Direction - Find the word "Rendering" in the listing; pull out each line holding it.

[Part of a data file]
_ _ _ _ _ _ _

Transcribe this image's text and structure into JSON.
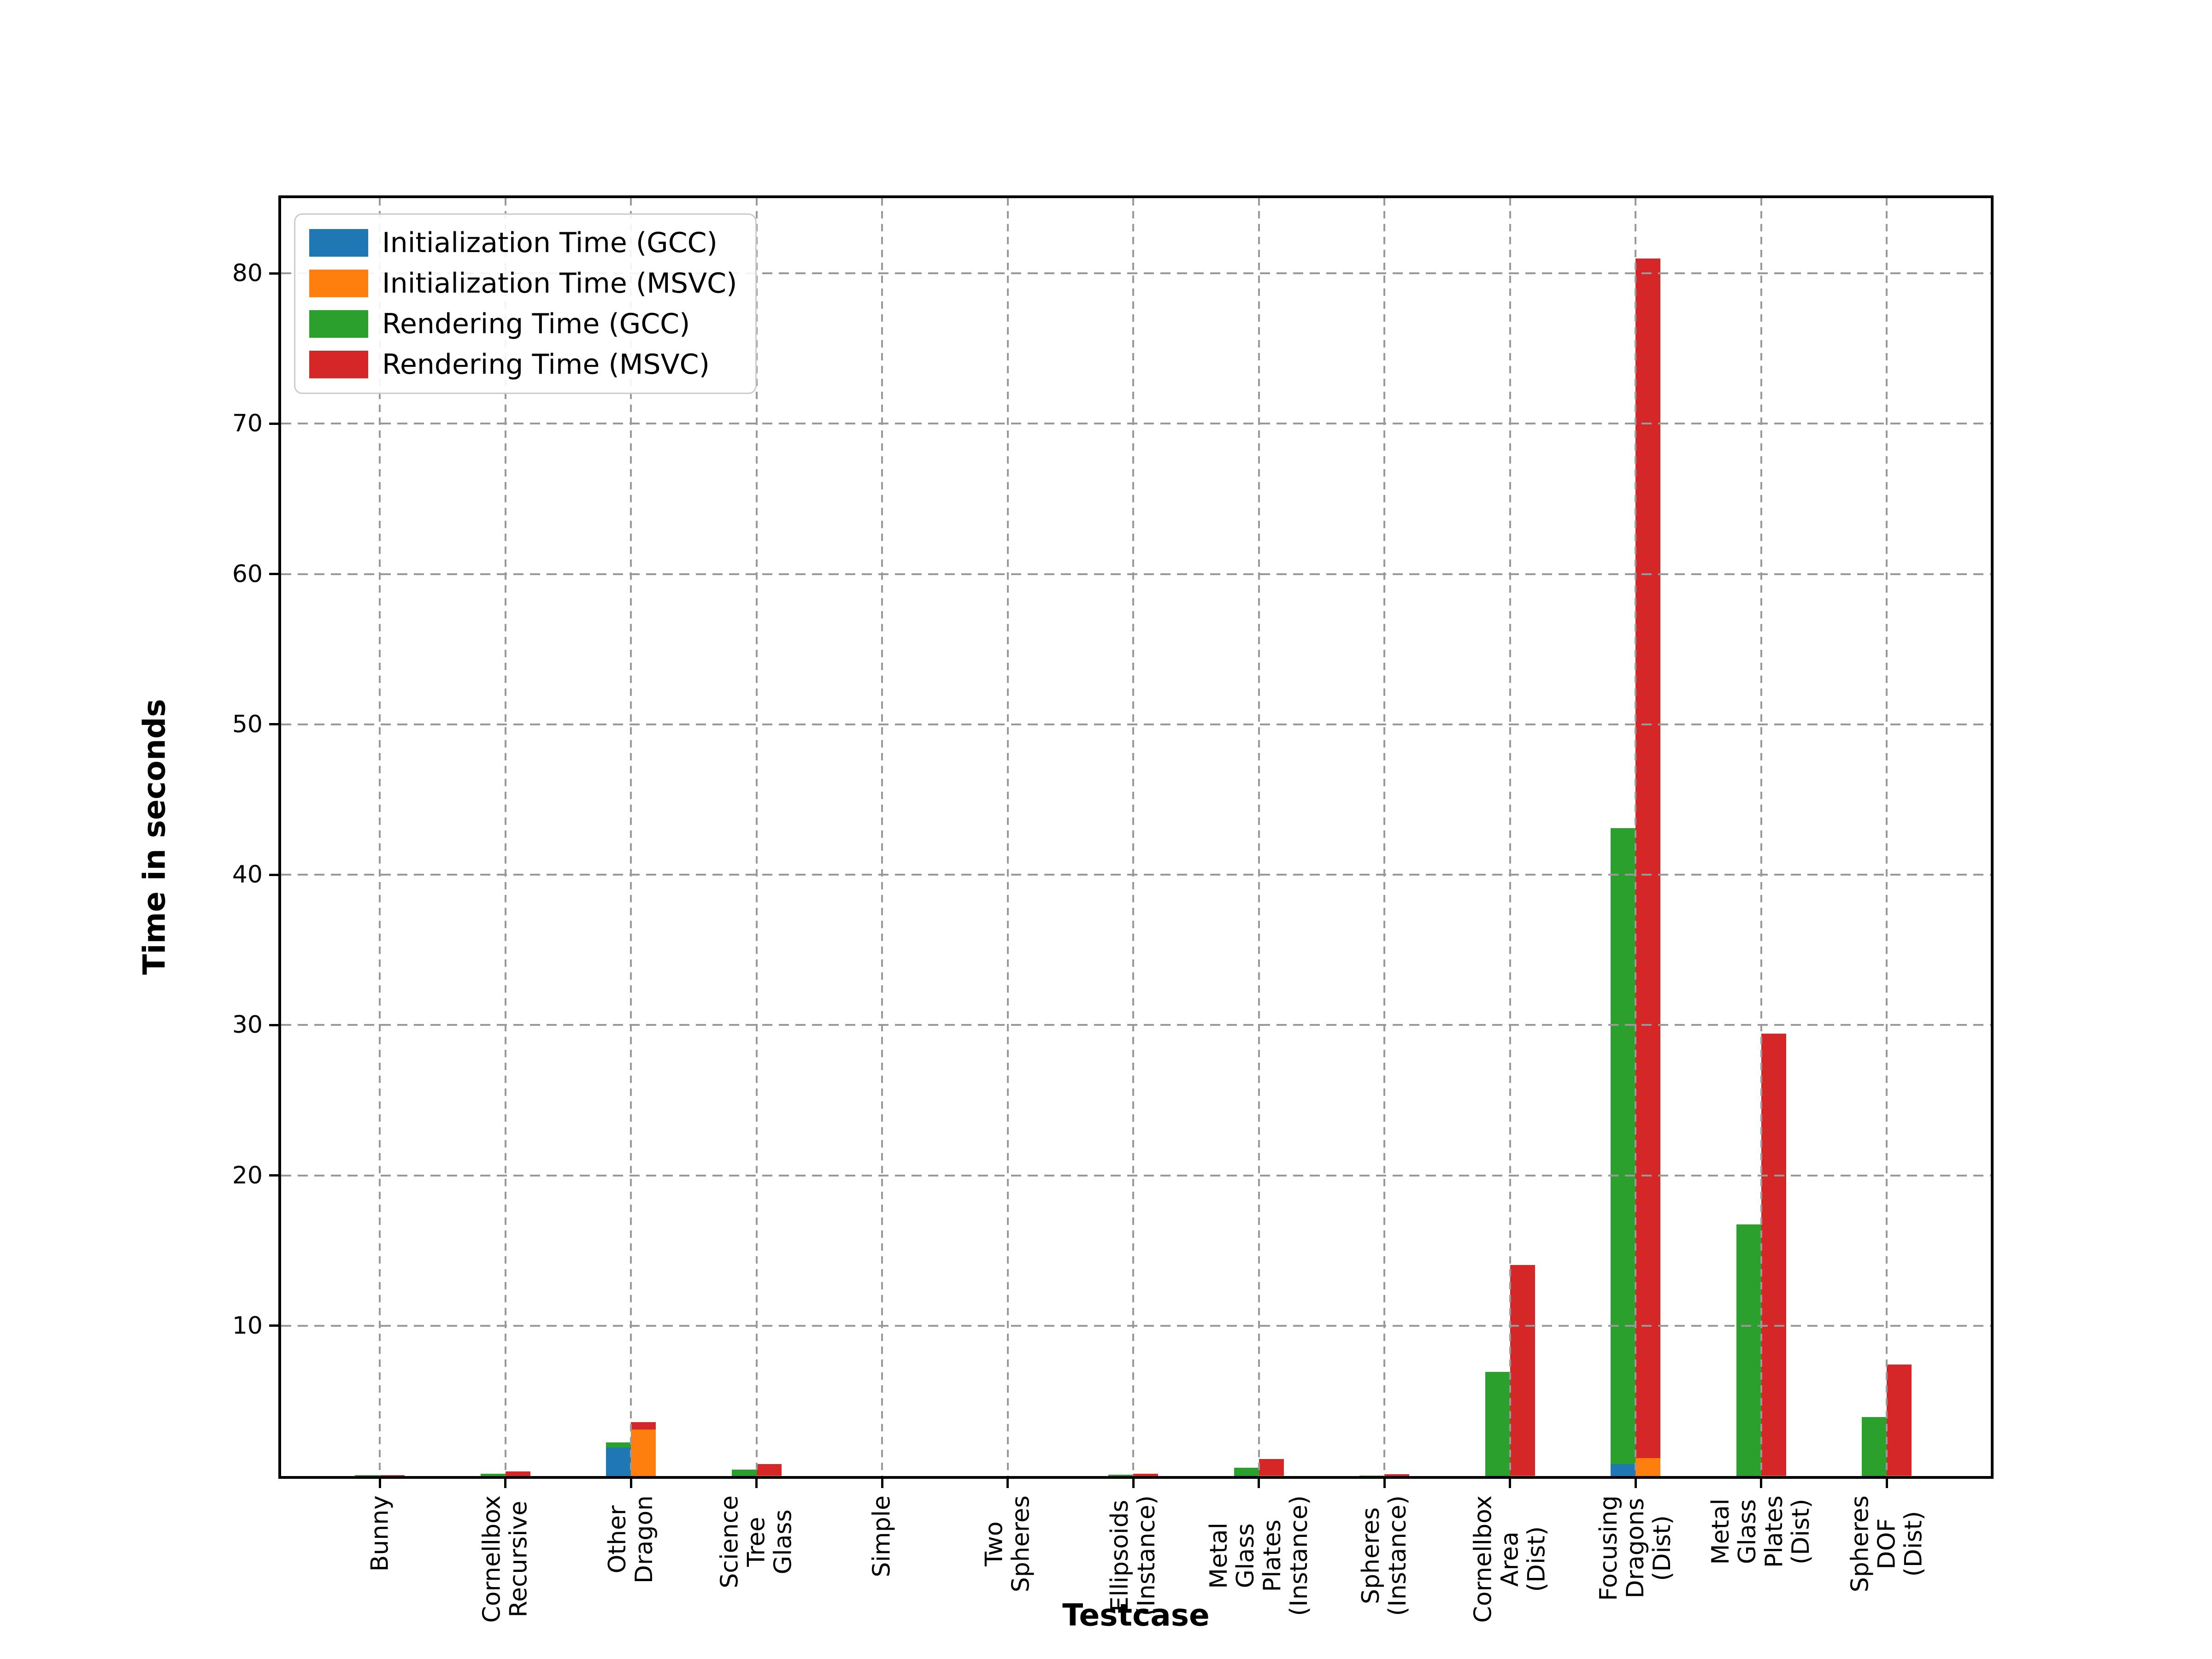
{
  "chart_data": {
    "type": "bar",
    "title": "",
    "xlabel": "Testcase",
    "ylabel": "Time in seconds",
    "ylim": [
      0,
      85
    ],
    "yticks": [
      10,
      20,
      30,
      40,
      50,
      60,
      70,
      80
    ],
    "grid": true,
    "grid_style": "dashed",
    "legend_position": "upper left",
    "bar_layout": "two stacked bars per category: GCC stack (init bottom, render top) and MSVC stack (init bottom, render top)",
    "categories": [
      "Bunny",
      "Cornellbox\nRecursive",
      "Other\nDragon",
      "Science\nTree\nGlass",
      "Simple",
      "Two\nSpheres",
      "Ellipsoids\n(Instance)",
      "Metal\nGlass\nPlates\n(Instance)",
      "Spheres\n(Instance)",
      "Cornellbox\nArea\n(Dist)",
      "Focusing\nDragons\n(Dist)",
      "Metal\nGlass\nPlates\n(Dist)",
      "Spheres\nDOF\n(Dist)"
    ],
    "series": [
      {
        "name": "Initialization Time (GCC)",
        "color": "#1f77b4",
        "stack": "GCC",
        "values": [
          0.01,
          0.01,
          1.9,
          0.02,
          0.005,
          0.005,
          0.01,
          0.02,
          0.005,
          0.03,
          0.8,
          0.03,
          0.02
        ]
      },
      {
        "name": "Initialization Time (MSVC)",
        "color": "#ff7f0e",
        "stack": "MSVC",
        "values": [
          0.01,
          0.01,
          3.1,
          0.02,
          0.005,
          0.005,
          0.01,
          0.02,
          0.005,
          0.03,
          1.2,
          0.03,
          0.02
        ]
      },
      {
        "name": "Rendering Time (GCC)",
        "color": "#2ca02c",
        "stack": "GCC",
        "values": [
          0.04,
          0.14,
          0.35,
          0.4,
          0.01,
          0.01,
          0.08,
          0.53,
          0.03,
          6.9,
          42.3,
          16.7,
          3.9
        ]
      },
      {
        "name": "Rendering Time (MSVC)",
        "color": "#d62728",
        "stack": "MSVC",
        "values": [
          0.05,
          0.3,
          0.5,
          0.77,
          0.01,
          0.01,
          0.14,
          1.1,
          0.12,
          14.0,
          79.8,
          29.4,
          7.4
        ]
      }
    ]
  }
}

_ _ _ _ _ _ _

Solution to this problem -
        "name": "Rendering Time (GCC)",
        "name": "Rendering Time (MSVC)",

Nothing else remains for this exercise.